__Trecho da página__
--------------------------------

Brasil 1950-1990 : Nosso Fim de Século
    José Tadeu Cordeiro
 

 

Roberto Schwarz, de quem retiramos as idéias centrais deste texto, parte de uma crítica , que constata que o cinema brasileiro tinha público, na década de 50, mas se limitava a mostrar comédias que não tinha nada a ver com a realidade brasileira. Para os críticos de arte, brasileiros, “cinema de fato era aquele que era feito na Europa e nos Estados Unidos”. Essa era a situação semicolonial em que vivia o cinema nacional.

 

No campo econômico e social, Getúlio Vargas criara o modelo econômico de desenvolvimento nacional (nacional-desenvolvimentismo) que se propunha a arrancar a população rural da existência semicolonial em que vivia no campo e, integrá-la na vida urbana, para que obtivesse o emprego industrial e a cidadania, que representavam a modernidade.

 

Posto como objetivo prático, o desenvolvimento nacional reformulava o pensamento crítico e as aspirações a modernidade passava pela experiência efetiva do país. No final da década de 50 e início da década de 60, os intelectuais procuravam fazer com que as “reflexões” se debruçassem sobre os reais problemas brasileiros. O desenvolvimento econômico e social armou um imaginário novo, com certa consistência interna, onde parecia razoável testar a cultura pela prática social do país.

 

Nascido da conjunção da industrialização com a formação do mercado interno, o desenvolvimento adquiriu certo sentido de epopéia com a construção de Brasília e, seu ponto de chegada era as sociedades desenvolvidas da Europa e dos Estados Unidos.

 

Existia a convicção de que nossos interesses econômicos enfrentariam os interesses imperialistas (norte americanos) e que a firmeza na luta antiimperialista dependia de uma mudança na correlação de forças internas, ou seja, a necessidade de ascensão política dos trabalhadores, que representavam os verdadeiros interesses nacionais. Surgia a consciência de que a exploração de classes e as desigualdades na ordem internacional se realimentavam reciprocamente e era importante percebe-las como parte de um todo.

--------------------------------

__Instrução escrita__
Escreva a continuação do texto sobre o Brasil entre 1950 e 1990, começando logo após a última frase apresentada. Os dados não têm nenhum papel nesta tarefa.

__Dados fornecidos__
--------------------------------

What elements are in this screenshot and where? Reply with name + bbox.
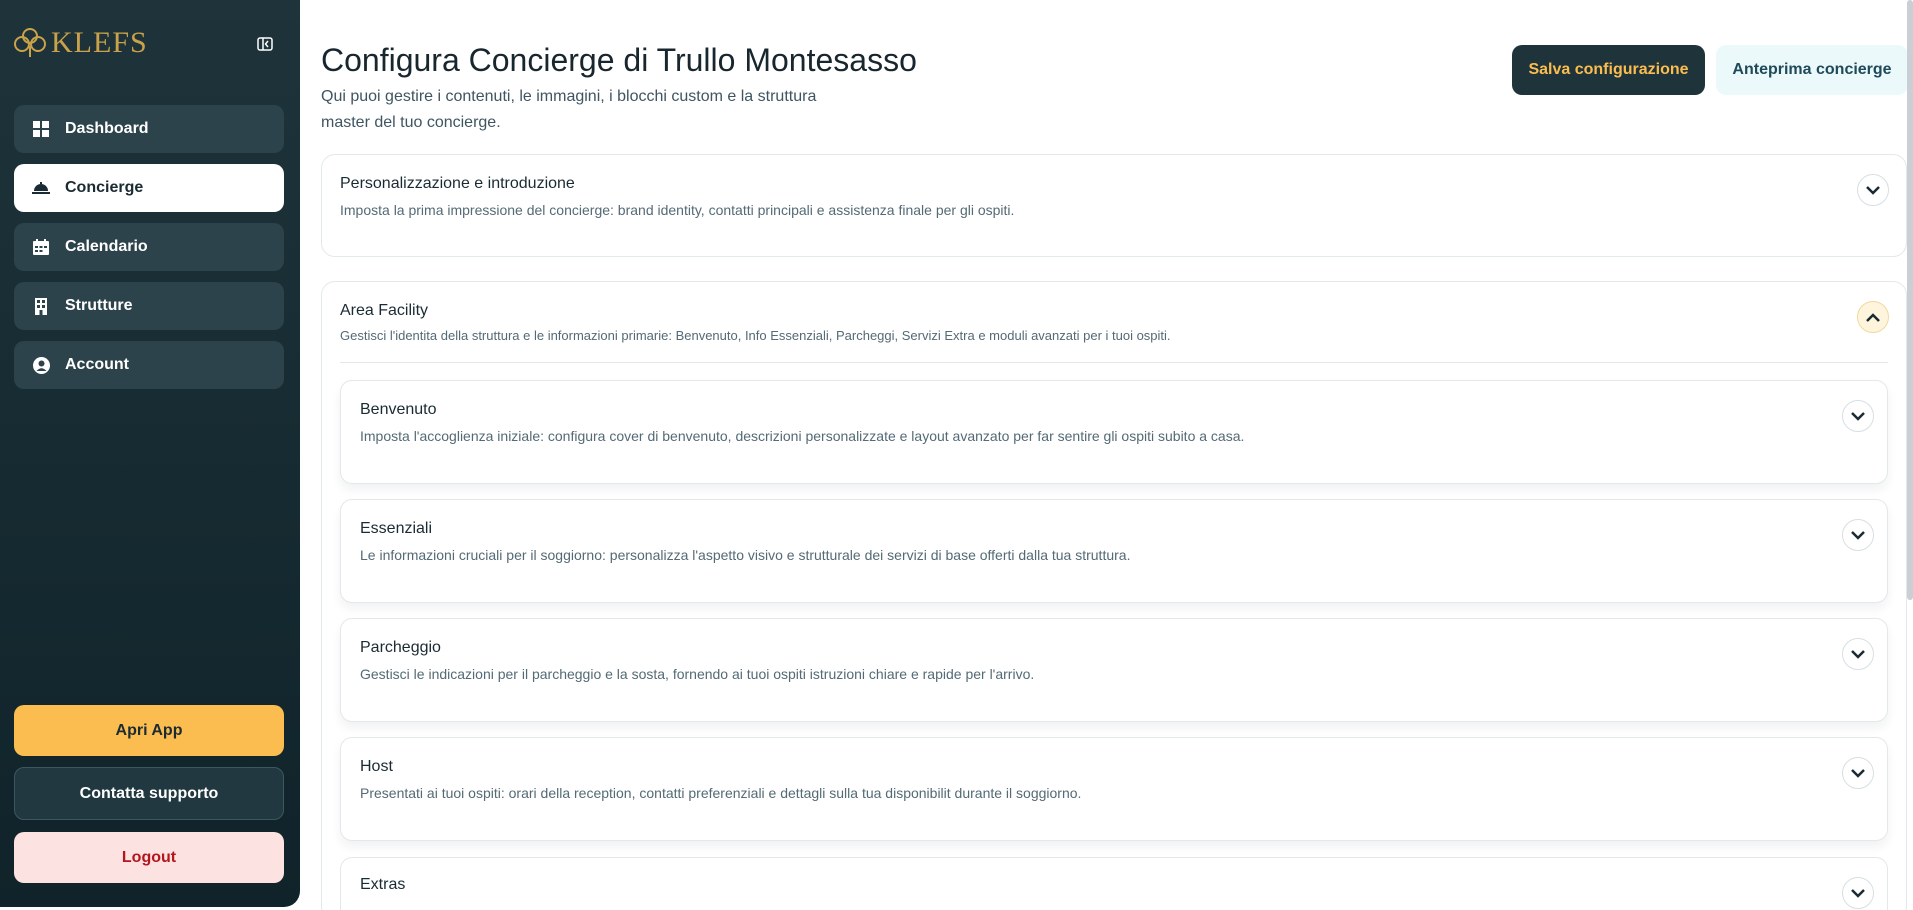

--------------------------------

__Resposta do exercício__
 

Foi um momento forte, de tomada de consciência nacional e de classe que se traduziu por uma notável desprovincianização do pensamento. Não foi por acaso que o Cinema Novo revelava cineasta como Glauber Rocha (Deus e o Diabo na Terra do Sol, Terra em Transe, etc.) e, surgiam as obras de Celso Furtado (Formação Econômica do Brasil, Dialética do Desenvolvimento, etc.) e Fernando Henrique Cardoso (Dependência e Desenvolvimento na América, Empresário Industrial e Desenvolvimento Econômico no Brasil, etc.).

 

Em 1964 o golpe militar pôs por terra a democracia, iniciando outro processo de perseguição e exílio de intelectuais e lideranças políticas, estudantis e dos trabalhadores, que atingiu o clímax entre 1968/73. O fim do processo democrático e, o início da ditadura militar, não significou o fim do modelo nacional desenvolvimentista, pelo contrário, significa sua retomada com mais força. A participação do Estado na atividade econômica torna-se ainda maior, com a criação de estatais no campo das comunicações telefônicas (Embratel, Telesp, etc.), firma-se a participação no setor elétrico (CESP, Itaipu, etc), no setor de petróleo e no de derivados de petróleo (química fina), etc.

 

O nacional desenvolvimentismo só chegaria ao fim na década de 70, após os dois choques do petróleo (1973 e 1978), a crise da dívida externa, as dificuldades de acesso aos financiamentos externos e as novas tecnologias (que dependiam de novos investimentos externos) e a globalização de economia, que juntas levantaram uma muralha que impedia a continuação do nosso processo de desenvolvimento nacional.

 

 

O processo de modernização urbano industrial do Brasil, com dinamismo próprio, longo no tempo (1930-1978), com origens e fins mais ou menos tangíveis, não se completou e provou ser ilusório. O motor do desenvolvimento nacional encontrava-se na Volkswagen e os esforços de integração da sociedade brasileira resultaram quase um apartheid social.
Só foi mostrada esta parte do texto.